Challenge – Can you copy every line below verbatim, leaving out the pictures?
━━━━━━━━━━
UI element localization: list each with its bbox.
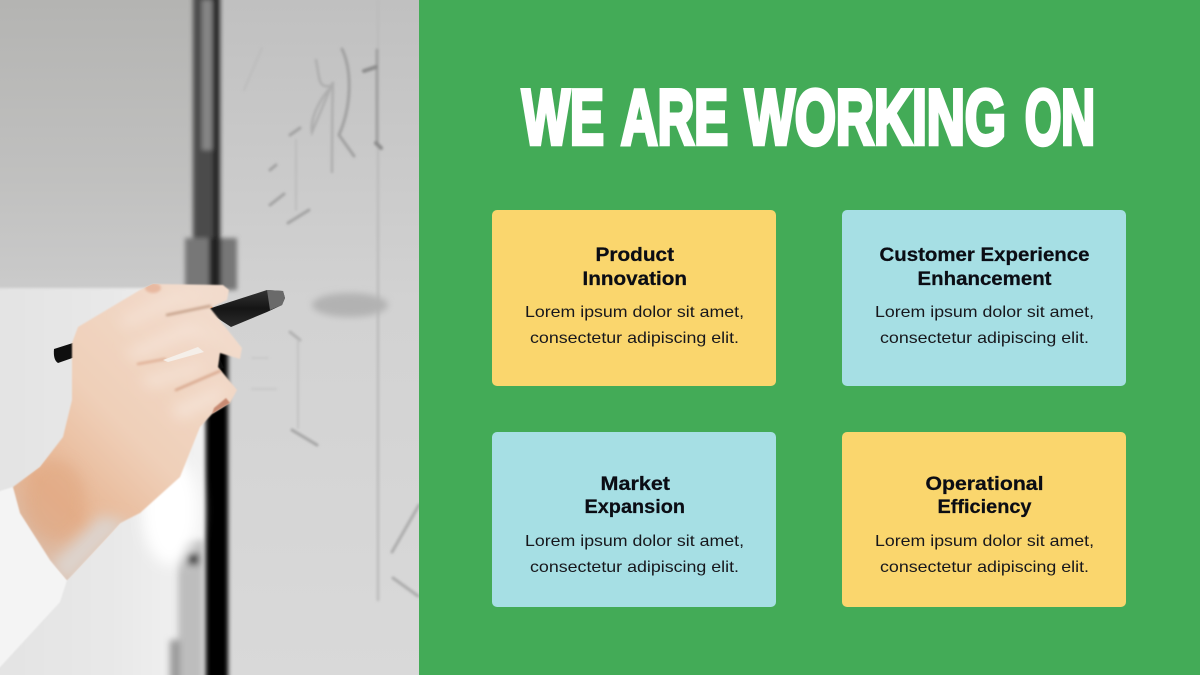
photo: glow near wrist (142, 455, 198, 565)
body text: consectetur adipiscing elit. (530, 559, 739, 576)
body text (525, 304, 744, 347)
heading (582, 244, 687, 290)
heading (584, 473, 685, 518)
photo: orange pen band (210, 306, 212, 308)
body text: Lorem ipsum dolor sit amet, (875, 304, 1094, 321)
heading: Enhancement (918, 268, 1052, 290)
photo: gap between fingers (163, 347, 204, 362)
heading (880, 244, 1090, 290)
photo: hand writing on whiteboard (0, 0, 419, 675)
photo: hand shading (25, 283, 230, 585)
body text: Lorem ipsum dolor sit amet, (525, 304, 744, 321)
photo: hand (13, 283, 242, 585)
photo: shirt sleeve (0, 487, 67, 675)
photo: bright lower wall (0, 288, 205, 675)
card: Operational Efficiency (842, 432, 1126, 607)
photo: pen body (205, 290, 285, 327)
title (522, 73, 1095, 161)
photo: wrist grey fade (50, 515, 130, 585)
title: WE (522, 73, 604, 161)
photo: finger highlights (130, 309, 218, 418)
photo: base tone (203, 0, 220, 675)
photo: knuckle (145, 283, 161, 293)
heading: Expansion (584, 496, 685, 518)
title: ON (1025, 73, 1095, 161)
body text (525, 533, 744, 576)
heading: Market (600, 473, 671, 495)
photo: pen back end (54, 343, 74, 363)
heading: Efficiency (938, 496, 1032, 518)
heading: Customer Experience (880, 244, 1090, 266)
photo: whiteboard frame, upper (185, 0, 237, 290)
heading (926, 473, 1044, 518)
photo: black frame post (206, 345, 228, 675)
body text: Lorem ipsum dolor sit amet, (525, 533, 744, 550)
photo: whiteboard frame, lower (170, 540, 204, 675)
photo: wrist warm shade (25, 460, 85, 540)
photo: finger creases (138, 306, 220, 390)
photo: pen behind fingers (218, 359, 224, 368)
green background panel (419, 0, 1200, 675)
body text (875, 533, 1094, 576)
body text (875, 304, 1094, 347)
body text: Lorem ipsum dolor sit amet, (875, 533, 1094, 550)
body text: consectetur adipiscing elit. (880, 559, 1089, 576)
body text: consectetur adipiscing elit. (530, 330, 739, 347)
photo: whiteboard scribbles (268, 47, 419, 601)
card: Customer Experience Enhancement (842, 210, 1126, 386)
heading: Product (596, 244, 675, 266)
card: Product Innovation (492, 210, 776, 386)
body text: consectetur adipiscing elit. (880, 330, 1089, 347)
title: WORKING (745, 73, 1006, 161)
photo: pen reflection smudge (312, 293, 388, 317)
photo: back wall (0, 0, 194, 254)
photo: fingertip nail (212, 398, 230, 414)
heading: Operational (926, 473, 1044, 495)
title: ARE (621, 73, 728, 161)
photo: whiteboard surface (220, 0, 419, 675)
heading: Innovation (582, 268, 687, 290)
photo: pen tip (267, 290, 285, 310)
card: Market Expansion (492, 432, 776, 607)
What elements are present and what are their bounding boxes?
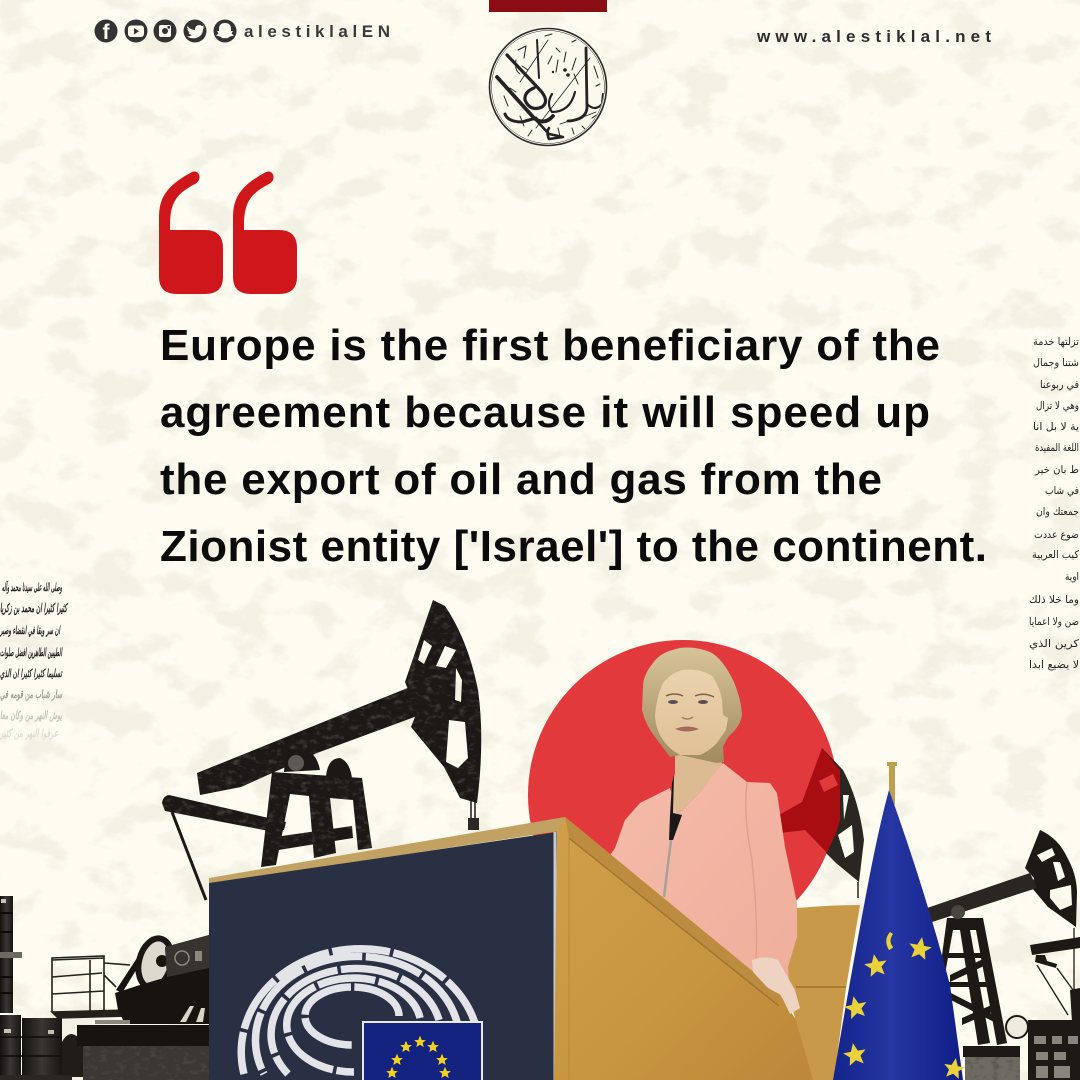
━━━━━━━━━━
Answer –
UI element localization: list each with its bbox.
photo: glow near wrist (142, 455, 198, 565)
body text: consectetur adipiscing elit. (530, 559, 739, 576)
body text (525, 304, 744, 347)
heading (582, 244, 687, 290)
heading (584, 473, 685, 518)
photo: orange pen band (210, 306, 212, 308)
body text: Lorem ipsum dolor sit amet, (875, 304, 1094, 321)
heading: Enhancement (918, 268, 1052, 290)
photo: gap between fingers (163, 347, 204, 362)
heading (880, 244, 1090, 290)
photo: hand writing on whiteboard (0, 0, 419, 675)
photo: hand shading (25, 283, 230, 585)
body text: Lorem ipsum dolor sit amet, (525, 304, 744, 321)
photo: hand (13, 283, 242, 585)
photo: shirt sleeve (0, 487, 67, 675)
photo: bright lower wall (0, 288, 205, 675)
card: Operational Efficiency (842, 432, 1126, 607)
photo: pen body (205, 290, 285, 327)
title (522, 73, 1095, 161)
photo: wrist grey fade (50, 515, 130, 585)
title: WE (522, 73, 604, 161)
photo: finger highlights (130, 309, 218, 418)
photo: base tone (203, 0, 220, 675)
photo: knuckle (145, 283, 161, 293)
heading: Expansion (584, 496, 685, 518)
title: ON (1025, 73, 1095, 161)
body text (525, 533, 744, 576)
heading: Market (600, 473, 671, 495)
photo: pen back end (54, 343, 74, 363)
heading: Efficiency (938, 496, 1032, 518)
heading: Customer Experience (880, 244, 1090, 266)
photo: whiteboard frame, upper (185, 0, 237, 290)
heading (926, 473, 1044, 518)
photo: black frame post (206, 345, 228, 675)
body text: Lorem ipsum dolor sit amet, (525, 533, 744, 550)
photo: whiteboard frame, lower (170, 540, 204, 675)
photo: wrist warm shade (25, 460, 85, 540)
photo: finger creases (138, 306, 220, 390)
photo: pen behind fingers (218, 359, 224, 368)
green background panel (419, 0, 1200, 675)
body text (875, 533, 1094, 576)
body text (875, 304, 1094, 347)
body text: Lorem ipsum dolor sit amet, (875, 533, 1094, 550)
body text: consectetur adipiscing elit. (880, 559, 1089, 576)
body text: consectetur adipiscing elit. (530, 330, 739, 347)
photo: whiteboard scribbles (268, 47, 419, 601)
card: Customer Experience Enhancement (842, 210, 1126, 386)
heading: Product (596, 244, 675, 266)
card: Product Innovation (492, 210, 776, 386)
body text: consectetur adipiscing elit. (880, 330, 1089, 347)
title: WORKING (745, 73, 1006, 161)
photo: pen reflection smudge (312, 293, 388, 317)
photo: back wall (0, 0, 194, 254)
photo: fingertip nail (212, 398, 230, 414)
heading: Operational (926, 473, 1044, 495)
title: ARE (621, 73, 728, 161)
photo: whiteboard surface (220, 0, 419, 675)
heading: Innovation (582, 268, 687, 290)
photo: pen tip (267, 290, 285, 310)
card: Market Expansion (492, 432, 776, 607)
What elements are present and what are their bounding boxes?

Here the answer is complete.